Present each line of the entries below that holds the word "only".

### Given data
########################################
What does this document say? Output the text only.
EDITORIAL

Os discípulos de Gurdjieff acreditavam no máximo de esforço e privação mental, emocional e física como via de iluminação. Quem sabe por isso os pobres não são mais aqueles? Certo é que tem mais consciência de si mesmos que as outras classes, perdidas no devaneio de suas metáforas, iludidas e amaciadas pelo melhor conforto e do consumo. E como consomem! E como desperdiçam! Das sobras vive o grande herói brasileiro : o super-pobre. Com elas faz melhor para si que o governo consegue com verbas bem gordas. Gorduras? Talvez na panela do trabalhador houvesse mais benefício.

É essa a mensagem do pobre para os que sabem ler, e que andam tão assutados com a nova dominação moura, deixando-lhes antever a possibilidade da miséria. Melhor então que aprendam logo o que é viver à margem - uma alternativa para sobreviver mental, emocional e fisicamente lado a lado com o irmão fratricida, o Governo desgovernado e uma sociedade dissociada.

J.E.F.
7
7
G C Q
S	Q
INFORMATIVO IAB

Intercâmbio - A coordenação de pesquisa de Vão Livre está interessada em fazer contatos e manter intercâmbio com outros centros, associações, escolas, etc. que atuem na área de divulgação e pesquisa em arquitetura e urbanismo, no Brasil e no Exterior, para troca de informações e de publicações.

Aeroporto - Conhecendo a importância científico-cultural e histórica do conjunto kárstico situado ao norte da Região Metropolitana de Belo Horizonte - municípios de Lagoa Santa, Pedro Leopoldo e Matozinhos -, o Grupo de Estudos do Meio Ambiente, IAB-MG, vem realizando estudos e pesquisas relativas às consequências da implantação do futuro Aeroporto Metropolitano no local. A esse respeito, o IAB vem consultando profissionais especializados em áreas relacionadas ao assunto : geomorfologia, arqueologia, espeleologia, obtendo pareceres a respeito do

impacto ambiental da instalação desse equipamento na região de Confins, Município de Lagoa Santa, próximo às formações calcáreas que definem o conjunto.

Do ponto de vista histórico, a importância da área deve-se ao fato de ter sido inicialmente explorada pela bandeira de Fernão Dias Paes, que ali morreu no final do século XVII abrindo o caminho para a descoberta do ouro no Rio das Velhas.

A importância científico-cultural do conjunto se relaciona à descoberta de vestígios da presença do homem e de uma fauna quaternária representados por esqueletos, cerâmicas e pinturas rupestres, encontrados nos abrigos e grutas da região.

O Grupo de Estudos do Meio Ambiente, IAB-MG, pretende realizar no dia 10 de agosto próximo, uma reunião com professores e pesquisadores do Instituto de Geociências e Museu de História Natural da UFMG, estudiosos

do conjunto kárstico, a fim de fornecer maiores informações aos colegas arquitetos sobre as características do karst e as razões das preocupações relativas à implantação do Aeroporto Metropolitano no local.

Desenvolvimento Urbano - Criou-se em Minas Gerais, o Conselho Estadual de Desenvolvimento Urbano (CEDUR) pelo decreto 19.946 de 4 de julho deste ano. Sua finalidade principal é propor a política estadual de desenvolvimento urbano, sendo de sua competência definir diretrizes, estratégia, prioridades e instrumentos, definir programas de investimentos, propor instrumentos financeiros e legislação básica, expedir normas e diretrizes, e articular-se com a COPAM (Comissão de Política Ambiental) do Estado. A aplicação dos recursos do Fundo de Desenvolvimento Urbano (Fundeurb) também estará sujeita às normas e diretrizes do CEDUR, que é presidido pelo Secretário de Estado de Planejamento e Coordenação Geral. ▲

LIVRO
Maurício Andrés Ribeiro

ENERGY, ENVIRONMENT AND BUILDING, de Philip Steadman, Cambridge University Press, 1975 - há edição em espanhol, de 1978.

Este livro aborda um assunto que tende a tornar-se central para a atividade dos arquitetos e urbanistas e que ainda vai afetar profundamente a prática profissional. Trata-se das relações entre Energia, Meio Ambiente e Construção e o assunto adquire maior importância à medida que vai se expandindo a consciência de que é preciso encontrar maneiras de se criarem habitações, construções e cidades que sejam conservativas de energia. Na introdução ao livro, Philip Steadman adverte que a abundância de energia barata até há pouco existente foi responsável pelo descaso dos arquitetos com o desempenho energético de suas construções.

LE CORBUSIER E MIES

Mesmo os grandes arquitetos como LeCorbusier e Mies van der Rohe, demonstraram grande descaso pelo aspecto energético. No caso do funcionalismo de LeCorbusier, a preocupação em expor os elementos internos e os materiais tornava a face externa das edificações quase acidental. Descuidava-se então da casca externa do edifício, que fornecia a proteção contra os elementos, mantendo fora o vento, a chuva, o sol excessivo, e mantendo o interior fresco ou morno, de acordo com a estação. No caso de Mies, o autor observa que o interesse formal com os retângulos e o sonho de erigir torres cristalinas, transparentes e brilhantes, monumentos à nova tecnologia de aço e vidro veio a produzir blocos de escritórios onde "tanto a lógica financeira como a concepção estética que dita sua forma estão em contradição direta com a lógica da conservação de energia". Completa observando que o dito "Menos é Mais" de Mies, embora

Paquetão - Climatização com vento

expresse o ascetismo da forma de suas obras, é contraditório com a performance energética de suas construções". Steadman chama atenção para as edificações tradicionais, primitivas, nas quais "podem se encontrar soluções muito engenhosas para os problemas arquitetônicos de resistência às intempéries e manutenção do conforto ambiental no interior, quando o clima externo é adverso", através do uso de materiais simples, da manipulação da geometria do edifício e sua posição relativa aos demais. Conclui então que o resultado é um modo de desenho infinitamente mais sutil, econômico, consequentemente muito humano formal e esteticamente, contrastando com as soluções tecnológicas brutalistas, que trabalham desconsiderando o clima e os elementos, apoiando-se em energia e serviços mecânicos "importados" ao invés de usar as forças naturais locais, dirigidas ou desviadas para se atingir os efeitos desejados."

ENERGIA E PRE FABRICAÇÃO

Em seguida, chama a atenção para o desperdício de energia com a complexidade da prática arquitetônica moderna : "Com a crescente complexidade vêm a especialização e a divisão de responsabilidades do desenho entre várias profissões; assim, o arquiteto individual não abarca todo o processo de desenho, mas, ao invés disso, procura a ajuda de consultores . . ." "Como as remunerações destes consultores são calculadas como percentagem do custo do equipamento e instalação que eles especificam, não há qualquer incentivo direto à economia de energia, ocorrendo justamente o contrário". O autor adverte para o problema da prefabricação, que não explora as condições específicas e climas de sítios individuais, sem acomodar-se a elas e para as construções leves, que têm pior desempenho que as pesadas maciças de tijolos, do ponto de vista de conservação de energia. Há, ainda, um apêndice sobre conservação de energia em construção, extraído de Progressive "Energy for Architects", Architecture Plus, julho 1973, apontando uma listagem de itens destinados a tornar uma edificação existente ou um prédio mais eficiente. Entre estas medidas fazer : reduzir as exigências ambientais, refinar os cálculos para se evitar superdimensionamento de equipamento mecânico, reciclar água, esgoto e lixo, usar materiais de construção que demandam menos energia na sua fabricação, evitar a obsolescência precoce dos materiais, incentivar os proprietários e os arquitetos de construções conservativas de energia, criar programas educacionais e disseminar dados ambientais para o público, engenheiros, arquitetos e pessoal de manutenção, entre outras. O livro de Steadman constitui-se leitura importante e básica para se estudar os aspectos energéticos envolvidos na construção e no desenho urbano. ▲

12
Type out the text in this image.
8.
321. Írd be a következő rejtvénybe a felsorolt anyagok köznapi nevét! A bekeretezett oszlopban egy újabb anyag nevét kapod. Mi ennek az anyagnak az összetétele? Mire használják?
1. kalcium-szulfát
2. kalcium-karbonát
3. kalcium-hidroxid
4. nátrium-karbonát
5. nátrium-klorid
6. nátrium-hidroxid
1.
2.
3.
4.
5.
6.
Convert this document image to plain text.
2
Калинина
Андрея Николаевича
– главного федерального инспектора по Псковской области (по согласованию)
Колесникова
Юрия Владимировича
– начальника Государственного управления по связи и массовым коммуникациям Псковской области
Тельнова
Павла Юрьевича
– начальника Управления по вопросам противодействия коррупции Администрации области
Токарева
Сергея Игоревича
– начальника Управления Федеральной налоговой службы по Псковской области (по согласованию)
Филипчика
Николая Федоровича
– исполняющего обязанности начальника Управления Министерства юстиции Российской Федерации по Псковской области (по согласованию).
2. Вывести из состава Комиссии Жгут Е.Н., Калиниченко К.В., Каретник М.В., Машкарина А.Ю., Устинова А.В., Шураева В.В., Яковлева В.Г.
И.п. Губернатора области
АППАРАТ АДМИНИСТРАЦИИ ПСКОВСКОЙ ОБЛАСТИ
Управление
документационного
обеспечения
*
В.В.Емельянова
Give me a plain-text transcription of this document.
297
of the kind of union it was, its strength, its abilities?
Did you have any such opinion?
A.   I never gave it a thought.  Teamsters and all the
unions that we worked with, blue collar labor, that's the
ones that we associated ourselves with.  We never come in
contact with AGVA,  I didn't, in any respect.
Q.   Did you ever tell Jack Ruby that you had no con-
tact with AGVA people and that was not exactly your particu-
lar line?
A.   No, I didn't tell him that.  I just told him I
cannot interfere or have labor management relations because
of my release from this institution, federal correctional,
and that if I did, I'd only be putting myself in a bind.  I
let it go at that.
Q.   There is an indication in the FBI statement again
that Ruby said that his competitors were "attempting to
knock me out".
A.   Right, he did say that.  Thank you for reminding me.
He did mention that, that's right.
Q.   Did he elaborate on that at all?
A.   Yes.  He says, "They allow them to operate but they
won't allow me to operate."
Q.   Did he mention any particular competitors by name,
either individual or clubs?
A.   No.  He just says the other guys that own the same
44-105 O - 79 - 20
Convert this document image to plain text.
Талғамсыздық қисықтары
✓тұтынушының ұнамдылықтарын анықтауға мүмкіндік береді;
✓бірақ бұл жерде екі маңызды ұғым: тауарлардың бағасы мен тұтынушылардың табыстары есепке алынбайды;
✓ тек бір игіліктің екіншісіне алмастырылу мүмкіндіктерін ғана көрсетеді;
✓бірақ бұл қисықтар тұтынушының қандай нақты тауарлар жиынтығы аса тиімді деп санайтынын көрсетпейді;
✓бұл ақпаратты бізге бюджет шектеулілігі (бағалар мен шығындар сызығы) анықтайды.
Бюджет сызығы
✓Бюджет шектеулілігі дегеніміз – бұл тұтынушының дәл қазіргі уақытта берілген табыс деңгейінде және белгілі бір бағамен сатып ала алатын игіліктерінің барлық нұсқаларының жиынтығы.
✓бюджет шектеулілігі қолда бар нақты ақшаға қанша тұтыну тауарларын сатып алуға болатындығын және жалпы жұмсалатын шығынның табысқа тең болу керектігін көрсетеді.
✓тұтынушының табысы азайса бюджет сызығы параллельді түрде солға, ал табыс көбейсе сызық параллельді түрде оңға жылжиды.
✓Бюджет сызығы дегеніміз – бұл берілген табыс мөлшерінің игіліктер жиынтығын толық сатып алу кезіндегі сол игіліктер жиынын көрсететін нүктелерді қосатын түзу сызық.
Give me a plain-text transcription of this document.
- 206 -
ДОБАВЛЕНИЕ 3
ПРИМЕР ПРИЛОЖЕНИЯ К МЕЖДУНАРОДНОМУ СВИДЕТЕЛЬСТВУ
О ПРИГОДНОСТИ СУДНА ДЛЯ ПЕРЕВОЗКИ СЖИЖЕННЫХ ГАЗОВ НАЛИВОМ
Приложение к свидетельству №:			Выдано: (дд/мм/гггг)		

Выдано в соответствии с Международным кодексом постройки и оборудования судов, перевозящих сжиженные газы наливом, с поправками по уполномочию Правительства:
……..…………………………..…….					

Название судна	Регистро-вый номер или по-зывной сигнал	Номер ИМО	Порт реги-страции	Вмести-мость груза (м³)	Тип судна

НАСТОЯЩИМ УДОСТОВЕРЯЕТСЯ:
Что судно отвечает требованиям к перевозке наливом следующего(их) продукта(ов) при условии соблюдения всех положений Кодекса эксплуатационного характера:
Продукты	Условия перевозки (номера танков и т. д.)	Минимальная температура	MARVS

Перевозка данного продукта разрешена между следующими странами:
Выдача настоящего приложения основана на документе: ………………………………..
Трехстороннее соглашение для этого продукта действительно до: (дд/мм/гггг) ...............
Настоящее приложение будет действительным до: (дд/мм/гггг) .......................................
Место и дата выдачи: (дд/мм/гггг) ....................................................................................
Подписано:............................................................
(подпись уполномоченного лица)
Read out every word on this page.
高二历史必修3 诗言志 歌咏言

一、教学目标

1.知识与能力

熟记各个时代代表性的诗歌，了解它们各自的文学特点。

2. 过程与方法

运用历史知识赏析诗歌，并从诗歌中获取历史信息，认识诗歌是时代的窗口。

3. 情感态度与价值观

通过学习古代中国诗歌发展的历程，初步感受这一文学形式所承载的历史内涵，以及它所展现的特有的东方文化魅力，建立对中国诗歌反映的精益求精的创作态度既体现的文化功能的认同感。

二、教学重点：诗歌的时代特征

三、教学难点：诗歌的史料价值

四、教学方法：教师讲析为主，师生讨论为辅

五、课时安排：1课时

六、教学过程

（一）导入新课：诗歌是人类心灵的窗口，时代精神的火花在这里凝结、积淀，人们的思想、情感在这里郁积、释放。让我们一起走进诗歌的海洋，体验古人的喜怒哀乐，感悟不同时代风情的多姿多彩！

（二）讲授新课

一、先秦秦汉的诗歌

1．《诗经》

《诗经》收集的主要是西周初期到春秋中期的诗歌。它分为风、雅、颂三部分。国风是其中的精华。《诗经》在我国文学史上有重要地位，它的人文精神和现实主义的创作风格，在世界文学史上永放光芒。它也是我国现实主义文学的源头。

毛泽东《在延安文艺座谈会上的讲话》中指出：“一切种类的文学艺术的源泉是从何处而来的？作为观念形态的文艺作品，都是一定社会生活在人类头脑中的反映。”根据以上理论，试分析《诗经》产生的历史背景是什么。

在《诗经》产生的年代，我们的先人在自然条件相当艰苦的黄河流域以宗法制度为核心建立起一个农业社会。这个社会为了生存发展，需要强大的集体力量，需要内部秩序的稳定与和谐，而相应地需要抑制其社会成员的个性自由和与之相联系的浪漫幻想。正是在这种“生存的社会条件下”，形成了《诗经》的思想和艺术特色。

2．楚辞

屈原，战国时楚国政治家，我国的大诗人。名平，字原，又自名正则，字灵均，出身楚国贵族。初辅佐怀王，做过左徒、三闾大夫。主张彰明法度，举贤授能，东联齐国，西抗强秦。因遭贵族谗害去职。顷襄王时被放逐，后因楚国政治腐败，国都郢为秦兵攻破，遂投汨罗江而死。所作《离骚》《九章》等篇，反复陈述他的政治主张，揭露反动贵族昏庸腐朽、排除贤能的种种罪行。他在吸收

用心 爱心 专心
########################################
### Solved exercise
What does this document say? Output the text only.
and that if I did, I'd only be putting myself in a bind.  I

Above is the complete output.